• _EXERCISE_: Turn everything from the start of the material down to the line containing "news-item[interactable]: DRAUGU Deina", that line included, into a numbered list, leaving out any blank lines.

• _RECORDS SHOWN_:

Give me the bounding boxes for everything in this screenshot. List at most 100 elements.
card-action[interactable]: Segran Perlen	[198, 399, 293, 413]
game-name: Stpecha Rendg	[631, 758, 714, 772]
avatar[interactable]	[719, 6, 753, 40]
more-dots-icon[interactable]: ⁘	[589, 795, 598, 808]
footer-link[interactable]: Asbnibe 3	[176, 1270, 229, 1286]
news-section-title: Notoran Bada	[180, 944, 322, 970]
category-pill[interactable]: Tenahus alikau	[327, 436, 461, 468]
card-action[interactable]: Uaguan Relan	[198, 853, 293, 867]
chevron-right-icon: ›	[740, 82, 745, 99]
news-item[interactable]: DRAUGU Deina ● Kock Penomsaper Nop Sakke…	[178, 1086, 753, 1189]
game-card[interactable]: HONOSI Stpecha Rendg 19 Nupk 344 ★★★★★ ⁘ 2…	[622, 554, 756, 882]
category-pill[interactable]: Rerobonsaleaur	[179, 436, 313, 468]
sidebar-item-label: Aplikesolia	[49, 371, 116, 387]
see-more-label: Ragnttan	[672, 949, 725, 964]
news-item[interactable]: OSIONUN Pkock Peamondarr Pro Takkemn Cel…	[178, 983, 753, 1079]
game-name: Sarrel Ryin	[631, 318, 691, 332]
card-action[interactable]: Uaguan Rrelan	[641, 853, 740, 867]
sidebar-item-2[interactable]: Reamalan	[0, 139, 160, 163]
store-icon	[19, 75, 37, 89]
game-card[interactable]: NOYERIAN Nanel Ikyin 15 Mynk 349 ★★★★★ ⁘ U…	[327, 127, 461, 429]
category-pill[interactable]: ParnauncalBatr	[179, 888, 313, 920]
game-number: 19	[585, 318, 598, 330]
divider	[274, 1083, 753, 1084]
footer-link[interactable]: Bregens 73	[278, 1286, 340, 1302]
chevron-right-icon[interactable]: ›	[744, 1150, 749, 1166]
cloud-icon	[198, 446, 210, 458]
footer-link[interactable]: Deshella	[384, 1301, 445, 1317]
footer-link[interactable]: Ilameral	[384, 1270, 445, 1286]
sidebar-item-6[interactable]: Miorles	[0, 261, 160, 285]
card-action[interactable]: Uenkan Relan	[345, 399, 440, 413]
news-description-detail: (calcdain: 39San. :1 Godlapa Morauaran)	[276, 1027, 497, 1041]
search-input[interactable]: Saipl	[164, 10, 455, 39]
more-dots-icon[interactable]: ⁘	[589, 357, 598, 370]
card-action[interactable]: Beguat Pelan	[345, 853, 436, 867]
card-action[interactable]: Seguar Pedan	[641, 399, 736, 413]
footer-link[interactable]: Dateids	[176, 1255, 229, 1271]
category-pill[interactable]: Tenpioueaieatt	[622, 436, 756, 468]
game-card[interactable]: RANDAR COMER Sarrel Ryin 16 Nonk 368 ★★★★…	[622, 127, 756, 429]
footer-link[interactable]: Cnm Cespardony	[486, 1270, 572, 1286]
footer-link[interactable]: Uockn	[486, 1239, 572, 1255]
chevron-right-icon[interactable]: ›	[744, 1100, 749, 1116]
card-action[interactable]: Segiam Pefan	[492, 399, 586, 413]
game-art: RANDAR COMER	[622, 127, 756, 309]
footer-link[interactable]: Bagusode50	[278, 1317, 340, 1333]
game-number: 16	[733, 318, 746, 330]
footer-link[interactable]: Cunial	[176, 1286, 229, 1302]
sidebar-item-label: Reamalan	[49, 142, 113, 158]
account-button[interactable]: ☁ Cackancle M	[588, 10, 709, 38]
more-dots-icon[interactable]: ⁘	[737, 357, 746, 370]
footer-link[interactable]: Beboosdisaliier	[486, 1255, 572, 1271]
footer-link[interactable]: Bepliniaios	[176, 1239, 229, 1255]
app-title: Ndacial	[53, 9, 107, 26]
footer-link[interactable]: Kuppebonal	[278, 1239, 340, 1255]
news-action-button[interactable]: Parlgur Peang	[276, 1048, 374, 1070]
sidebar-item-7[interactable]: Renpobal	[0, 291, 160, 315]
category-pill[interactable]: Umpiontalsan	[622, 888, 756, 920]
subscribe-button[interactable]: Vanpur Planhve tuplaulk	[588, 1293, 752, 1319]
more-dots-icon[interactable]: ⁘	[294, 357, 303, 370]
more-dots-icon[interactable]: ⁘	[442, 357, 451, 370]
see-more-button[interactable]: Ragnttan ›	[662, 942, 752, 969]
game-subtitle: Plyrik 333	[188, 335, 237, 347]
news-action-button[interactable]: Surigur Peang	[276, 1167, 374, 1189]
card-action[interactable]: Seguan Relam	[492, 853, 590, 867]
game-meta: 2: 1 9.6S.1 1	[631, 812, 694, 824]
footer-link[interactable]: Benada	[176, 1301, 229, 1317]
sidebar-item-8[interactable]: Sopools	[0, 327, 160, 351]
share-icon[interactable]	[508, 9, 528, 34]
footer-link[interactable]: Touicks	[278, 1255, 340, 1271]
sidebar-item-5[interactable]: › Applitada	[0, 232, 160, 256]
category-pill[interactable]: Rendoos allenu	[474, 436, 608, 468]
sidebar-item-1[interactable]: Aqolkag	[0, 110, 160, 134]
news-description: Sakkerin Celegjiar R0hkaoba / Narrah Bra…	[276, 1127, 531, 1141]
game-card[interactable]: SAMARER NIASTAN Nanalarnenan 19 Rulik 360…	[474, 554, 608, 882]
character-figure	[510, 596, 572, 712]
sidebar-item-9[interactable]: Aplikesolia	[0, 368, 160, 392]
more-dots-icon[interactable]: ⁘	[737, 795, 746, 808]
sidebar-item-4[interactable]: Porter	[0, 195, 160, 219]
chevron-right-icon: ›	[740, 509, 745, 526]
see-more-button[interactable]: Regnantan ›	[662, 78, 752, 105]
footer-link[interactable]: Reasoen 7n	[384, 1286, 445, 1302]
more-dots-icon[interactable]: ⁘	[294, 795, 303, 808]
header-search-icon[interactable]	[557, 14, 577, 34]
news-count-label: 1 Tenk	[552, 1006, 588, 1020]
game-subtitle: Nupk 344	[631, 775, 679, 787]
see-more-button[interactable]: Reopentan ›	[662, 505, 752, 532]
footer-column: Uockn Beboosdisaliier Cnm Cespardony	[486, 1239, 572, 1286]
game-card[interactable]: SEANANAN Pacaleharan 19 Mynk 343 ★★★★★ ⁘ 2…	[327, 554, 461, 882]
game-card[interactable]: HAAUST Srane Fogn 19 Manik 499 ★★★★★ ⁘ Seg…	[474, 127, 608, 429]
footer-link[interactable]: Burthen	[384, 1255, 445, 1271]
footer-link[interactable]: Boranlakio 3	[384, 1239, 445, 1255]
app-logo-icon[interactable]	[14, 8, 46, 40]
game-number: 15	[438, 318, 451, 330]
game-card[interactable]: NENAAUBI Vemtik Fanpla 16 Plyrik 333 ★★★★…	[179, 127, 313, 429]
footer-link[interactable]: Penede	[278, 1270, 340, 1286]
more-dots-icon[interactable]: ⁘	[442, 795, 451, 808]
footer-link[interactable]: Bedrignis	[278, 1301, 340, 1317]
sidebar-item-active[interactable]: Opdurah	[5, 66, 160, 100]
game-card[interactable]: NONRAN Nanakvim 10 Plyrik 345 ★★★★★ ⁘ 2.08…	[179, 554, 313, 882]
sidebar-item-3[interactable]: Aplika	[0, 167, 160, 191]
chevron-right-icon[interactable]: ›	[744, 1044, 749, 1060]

• _SOLVED PROBLEM_:
1. Give me the bounding boxes for everything in this screenshot. List at most 100 elements.
2. card-action[interactable]: Segran Perlen	[198, 399, 293, 413]
3. game-name: Stpecha Rendg	[631, 758, 714, 772]
4. avatar[interactable]	[719, 6, 753, 40]
5. more-dots-icon[interactable]: ⁘	[589, 795, 598, 808]
6. footer-link[interactable]: Asbnibe 3	[176, 1270, 229, 1286]
7. news-section-title: Notoran Bada	[180, 944, 322, 970]
8. category-pill[interactable]: Tenahus alikau	[327, 436, 461, 468]
9. card-action[interactable]: Uaguan Relan	[198, 853, 293, 867]
10. chevron-right-icon: ›	[740, 82, 745, 99]
11. news-item[interactable]: DRAUGU Deina ● Kock Penomsaper Nop Sakke…	[178, 1086, 753, 1189]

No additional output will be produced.